EXERCISE TASK: A verbatim copy of the records is required, with all pictures left out.

[Stored entries]

_ _ _ _

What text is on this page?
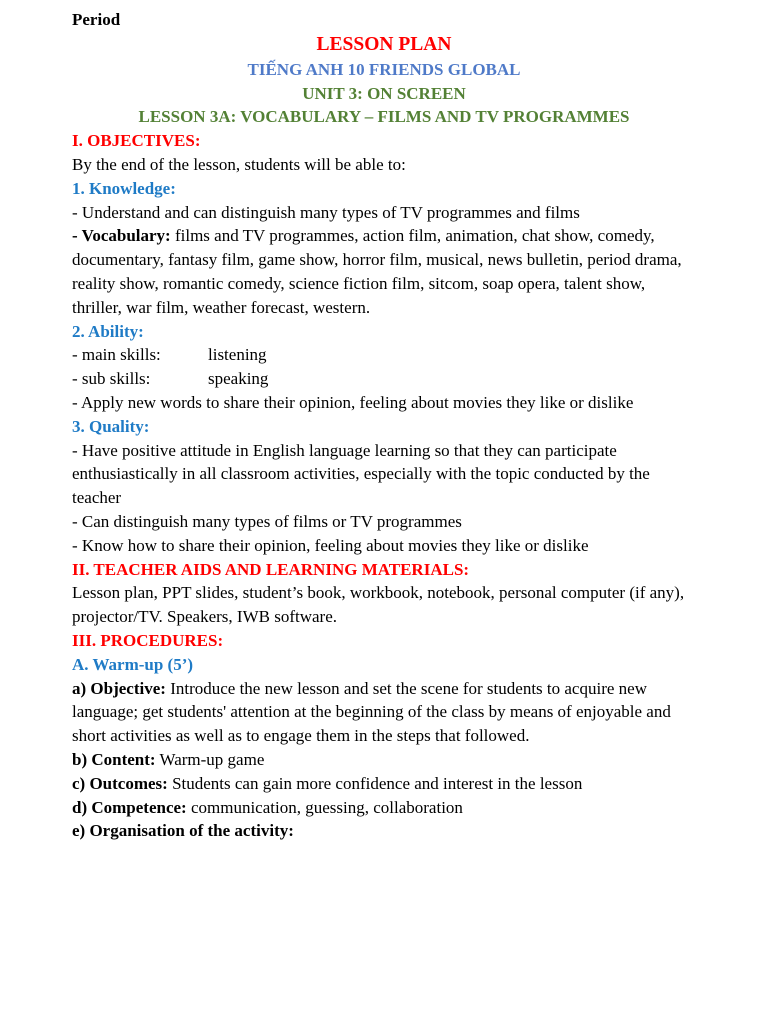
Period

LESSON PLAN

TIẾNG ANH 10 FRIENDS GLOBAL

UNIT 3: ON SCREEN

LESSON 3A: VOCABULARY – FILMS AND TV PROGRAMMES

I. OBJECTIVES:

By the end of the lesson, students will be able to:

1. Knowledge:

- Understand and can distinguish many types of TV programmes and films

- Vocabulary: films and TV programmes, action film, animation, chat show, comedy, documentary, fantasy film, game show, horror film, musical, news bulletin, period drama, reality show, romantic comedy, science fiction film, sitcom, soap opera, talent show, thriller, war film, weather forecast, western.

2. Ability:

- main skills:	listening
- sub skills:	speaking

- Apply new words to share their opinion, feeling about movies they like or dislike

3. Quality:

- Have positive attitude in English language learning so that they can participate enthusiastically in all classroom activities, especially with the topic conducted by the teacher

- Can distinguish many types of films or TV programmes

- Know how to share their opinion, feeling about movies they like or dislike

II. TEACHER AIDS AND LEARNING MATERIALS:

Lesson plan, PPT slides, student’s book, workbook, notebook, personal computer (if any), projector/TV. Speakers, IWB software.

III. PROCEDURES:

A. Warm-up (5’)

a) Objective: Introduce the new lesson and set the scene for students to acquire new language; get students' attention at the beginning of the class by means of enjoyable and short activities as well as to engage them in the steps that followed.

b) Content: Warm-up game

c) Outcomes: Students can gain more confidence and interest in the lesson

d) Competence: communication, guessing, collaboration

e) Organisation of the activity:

_ _ _ _

EXPECTED ANSWER:
What text is on this page?
Period

LESSON PLAN

TIẾNG ANH 10 FRIENDS GLOBAL

UNIT 3: ON SCREEN

LESSON 3A: VOCABULARY – FILMS AND TV PROGRAMMES

I. OBJECTIVES:

By the end of the lesson, students will be able to:

1. Knowledge:

- Understand and can distinguish many types of TV programmes and films

- Vocabulary: films and TV programmes, action film, animation, chat show, comedy, documentary, fantasy film, game show, horror film, musical, news bulletin, period drama, reality show, romantic comedy, science fiction film, sitcom, soap opera, talent show, thriller, war film, weather forecast, western.

2. Ability:

- main skills:	listening
- sub skills:	speaking

- Apply new words to share their opinion, feeling about movies they like or dislike

3. Quality:

- Have positive attitude in English language learning so that they can participate enthusiastically in all classroom activities, especially with the topic conducted by the teacher

- Can distinguish many types of films or TV programmes

- Know how to share their opinion, feeling about movies they like or dislike

II. TEACHER AIDS AND LEARNING MATERIALS:

Lesson plan, PPT slides, student’s book, workbook, notebook, personal computer (if any), projector/TV. Speakers, IWB software.

III. PROCEDURES:

A. Warm-up (5’)

a) Objective: Introduce the new lesson and set the scene for students to acquire new language; get students' attention at the beginning of the class by means of enjoyable and short activities as well as to engage them in the steps that followed.

b) Content: Warm-up game

c) Outcomes: Students can gain more confidence and interest in the lesson

d) Competence: communication, guessing, collaboration

e) Organisation of the activity:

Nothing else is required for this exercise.